SET EXERCISE: Give back the records below exactly, every one, with no pictures.

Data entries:
## BEGIN
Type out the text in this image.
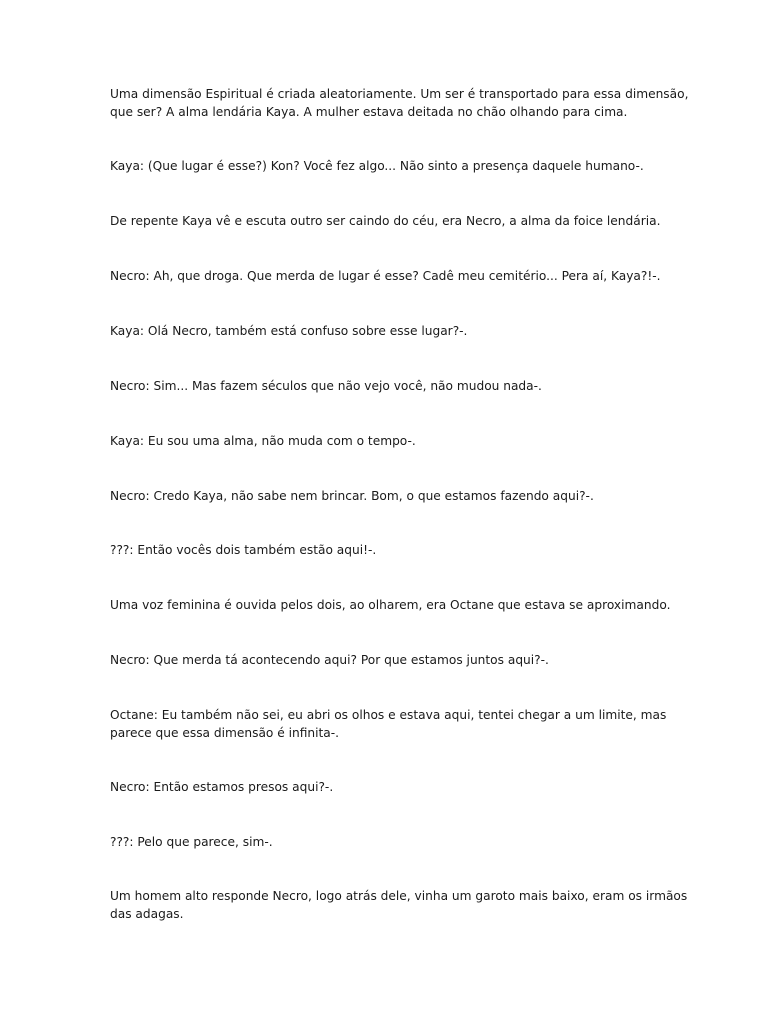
Uma dimensão Espiritual é criada aleatoriamente. Um ser é transportado para essa dimensão,
que ser? A alma lendária Kaya. A mulher estava deitada no chão olhando para cima.

Kaya: (Que lugar é esse?) Kon? Você fez algo... Não sinto a presença daquele humano-.

De repente Kaya vê e escuta outro ser caindo do céu, era Necro, a alma da foice lendária.

Necro: Ah, que droga. Que merda de lugar é esse? Cadê meu cemitério... Pera aí, Kaya?!-.

Kaya: Olá Necro, também está confuso sobre esse lugar?-.

Necro: Sim... Mas fazem séculos que não vejo você, não mudou nada-.

Kaya: Eu sou uma alma, não muda com o tempo-.

Necro: Credo Kaya, não sabe nem brincar. Bom, o que estamos fazendo aqui?-.

???: Então vocês dois também estão aqui!-.

Uma voz feminina é ouvida pelos dois, ao olharem, era Octane que estava se aproximando.

Necro: Que merda tá acontecendo aqui? Por que estamos juntos aqui?-.

Octane: Eu também não sei, eu abri os olhos e estava aqui, tentei chegar a um limite, mas
parece que essa dimensão é infinita-.

Necro: Então estamos presos aqui?-.

???: Pelo que parece, sim-.

Um homem alto responde Necro, logo atrás dele, vinha um garoto mais baixo, eram os irmãos
das adagas.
## END
OUTPUT OF THE TASK:
Type out the text in this image.
Uma dimensão Espiritual é criada aleatoriamente. Um ser é transportado para essa dimensão,
que ser? A alma lendária Kaya. A mulher estava deitada no chão olhando para cima.

Kaya: (Que lugar é esse?) Kon? Você fez algo... Não sinto a presença daquele humano-.

De repente Kaya vê e escuta outro ser caindo do céu, era Necro, a alma da foice lendária.

Necro: Ah, que droga. Que merda de lugar é esse? Cadê meu cemitério... Pera aí, Kaya?!-.

Kaya: Olá Necro, também está confuso sobre esse lugar?-.

Necro: Sim... Mas fazem séculos que não vejo você, não mudou nada-.

Kaya: Eu sou uma alma, não muda com o tempo-.

Necro: Credo Kaya, não sabe nem brincar. Bom, o que estamos fazendo aqui?-.

???: Então vocês dois também estão aqui!-.

Uma voz feminina é ouvida pelos dois, ao olharem, era Octane que estava se aproximando.

Necro: Que merda tá acontecendo aqui? Por que estamos juntos aqui?-.

Octane: Eu também não sei, eu abri os olhos e estava aqui, tentei chegar a um limite, mas
parece que essa dimensão é infinita-.

Necro: Então estamos presos aqui?-.

???: Pelo que parece, sim-.

Um homem alto responde Necro, logo atrás dele, vinha um garoto mais baixo, eram os irmãos
das adagas.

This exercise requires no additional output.